#### [Provided entries]
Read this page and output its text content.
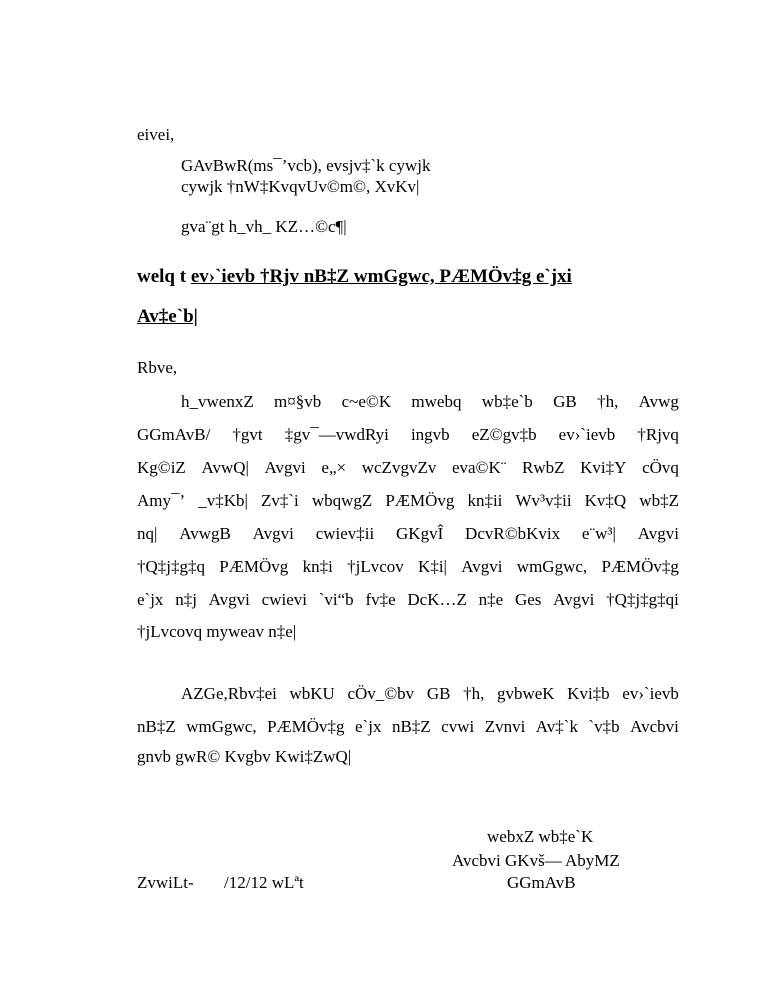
eivei,
GAvBwR(ms¯’vcb), evsjv‡`k cywjk
cywjk †nW‡KvqvUv©m©, XvKv|
gva¨gt h_vh_ KZ…©c¶|
welq t ev›`ievb †Rjv nB‡Z wmGgwc, PÆMÖv‡g e`jxi
Av‡e`b|
Rbve,
h_vwenxZ m¤§vb c~e©K mwebq wb‡e`b GB †h, Avwg
GGmAvB/ †gvt ‡gv¯—vwdRyi ingvb eZ©gv‡b ev›`ievb †Rjvq
Kg©iZ AvwQ| Avgvi e„× wcZvgvZv eva©K¨ RwbZ Kvi‡Y cÖvq
Amy¯’ _v‡Kb| Zv‡`i wbqwgZ PÆMÖvg kn‡ii Wv³v‡ii Kv‡Q wb‡Z
nq| AvwgB Avgvi cwiev‡ii GKgvÎ DcvR©bKvix e¨w³| Avgvi
†Q‡j‡g‡q PÆMÖvg kn‡i †jLvcov K‡i| Avgvi wmGgwc, PÆMÖv‡g
e`jx n‡j Avgvi cwievi `vi“b fv‡e DcK…Z n‡e Ges Avgvi †Q‡j‡g‡qi
†jLvcovq myweav n‡e|
AZGe,Rbv‡ei wbKU cÖv_©bv GB †h, gvbweK Kvi‡b ev›`ievb
nB‡Z wmGgwc, PÆMÖv‡g e`jx nB‡Z cvwi Zvnvi Av‡`k `v‡b Avcbvi
gnvb gwR© Kvgbv Kwi‡ZwQ|
webxZ wb‡e`K
Avcbvi GKvš— AbyMZ
GGmAvB
ZvwiLt- /12/12 wLªt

#### [Task statement]
Repeat the material above word for word and skip every image in it.

#### [Complete output]
Read this page and output its text content.
eivei,
GAvBwR(ms¯’vcb), evsjv‡`k cywjk
cywjk †nW‡KvqvUv©m©, XvKv|
gva¨gt h_vh_ KZ…©c¶|
welq t ev›`ievb †Rjv nB‡Z wmGgwc, PÆMÖv‡g e`jxi
Av‡e`b|
Rbve,
h_vwenxZ m¤§vb c~e©K mwebq wb‡e`b GB †h, Avwg
GGmAvB/ †gvt ‡gv¯—vwdRyi ingvb eZ©gv‡b ev›`ievb †Rjvq
Kg©iZ AvwQ| Avgvi e„× wcZvgvZv eva©K¨ RwbZ Kvi‡Y cÖvq
Amy¯’ _v‡Kb| Zv‡`i wbqwgZ PÆMÖvg kn‡ii Wv³v‡ii Kv‡Q wb‡Z
nq| AvwgB Avgvi cwiev‡ii GKgvÎ DcvR©bKvix e¨w³| Avgvi
†Q‡j‡g‡q PÆMÖvg kn‡i †jLvcov K‡i| Avgvi wmGgwc, PÆMÖv‡g
e`jx n‡j Avgvi cwievi `vi“b fv‡e DcK…Z n‡e Ges Avgvi †Q‡j‡g‡qi
†jLvcovq myweav n‡e|
AZGe,Rbv‡ei wbKU cÖv_©bv GB †h, gvbweK Kvi‡b ev›`ievb
nB‡Z wmGgwc, PÆMÖv‡g e`jx nB‡Z cvwi Zvnvi Av‡`k `v‡b Avcbvi
gnvb gwR© Kvgbv Kwi‡ZwQ|
webxZ wb‡e`K
Avcbvi GKvš— AbyMZ
GGmAvB
ZvwiLt- /12/12 wLªt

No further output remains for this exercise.